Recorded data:
- - - - -

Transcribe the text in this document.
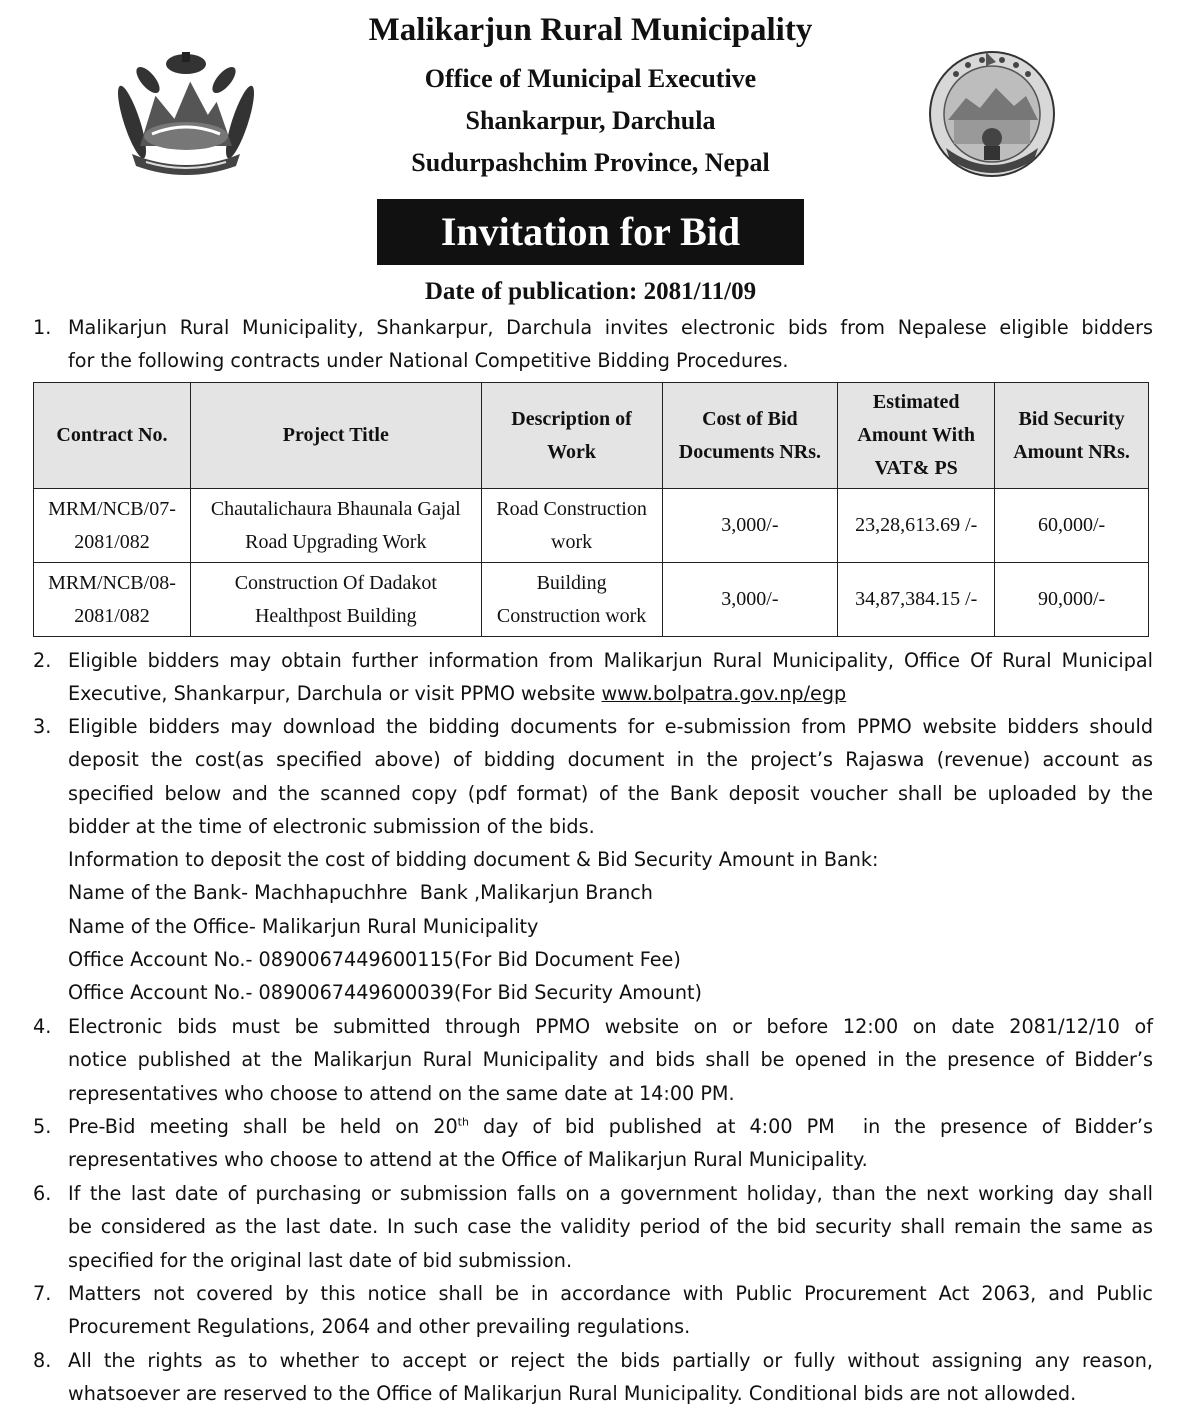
Malikarjun Rural Municipality
Office of Municipal Executive
Shankarpur, Darchula
Sudurpashchim Province, Nepal
Invitation for Bid
Date of publication: 2081/11/09
1. Malikarjun Rural Municipality, Shankarpur, Darchula invites electronic bids from Nepalese eligible bidders
for the following contracts under National Competitive Bidding Procedures.
Contract No.	Project Title	Description of Work	Cost of Bid Documents NRs.	Estimated Amount With VAT& PS	Bid Security Amount NRs.
MRM/NCB/07-2081/082	Chautalichaura Bhaunala Gajal Road Upgrading Work	Road Construction work	3,000/-	23,28,613.69 /-	60,000/-
MRM/NCB/08-2081/082	Construction Of Dadakot Healthpost Building	Building Construction work	3,000/-	34,87,384.15 /-	90,000/-
2. Eligible bidders may obtain further information from Malikarjun Rural Municipality, Office Of Rural Municipal
Executive, Shankarpur, Darchula or visit PPMO website www.bolpatra.gov.np/egp
3. Eligible bidders may download the bidding documents for e-submission from PPMO website bidders should
deposit the cost(as specified above) of bidding document in the project’s Rajaswa (revenue) account as
specified below and the scanned copy (pdf format) of the Bank deposit voucher shall be uploaded by the
bidder at the time of electronic submission of the bids.
Information to deposit the cost of bidding document & Bid Security Amount in Bank:
Name of the Bank- Machhapuchhre  Bank ,Malikarjun Branch
Name of the Office- Malikarjun Rural Municipality
Office Account No.- 0890067449600115(For Bid Document Fee)
Office Account No.- 0890067449600039(For Bid Security Amount)
4. Electronic bids must be submitted through PPMO website on or before 12:00 on date 2081/12/10 of
notice published at the Malikarjun Rural Municipality and bids shall be opened in the presence of Bidder’s
representatives who choose to attend on the same date at 14:00 PM.
5. Pre-Bid meeting shall be held on 20th day of bid published at 4:00 PM  in the presence of Bidder’s
representatives who choose to attend at the Office of Malikarjun Rural Municipality.
6. If the last date of purchasing or submission falls on a government holiday, than the next working day shall
be considered as the last date. In such case the validity period of the bid security shall remain the same as
specified for the original last date of bid submission.
7. Matters not covered by this notice shall be in accordance with Public Procurement Act 2063, and Public
Procurement Regulations, 2064 and other prevailing regulations.
8. All the rights as to whether to accept or reject the bids partially or fully without assigning any reason,
whatsoever are reserved to the Office of Malikarjun Rural Municipality. Conditional bids are not allowded.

- - - - -

Across the records, count the lines holding the string "presence". Give the number and stop.

### Output
2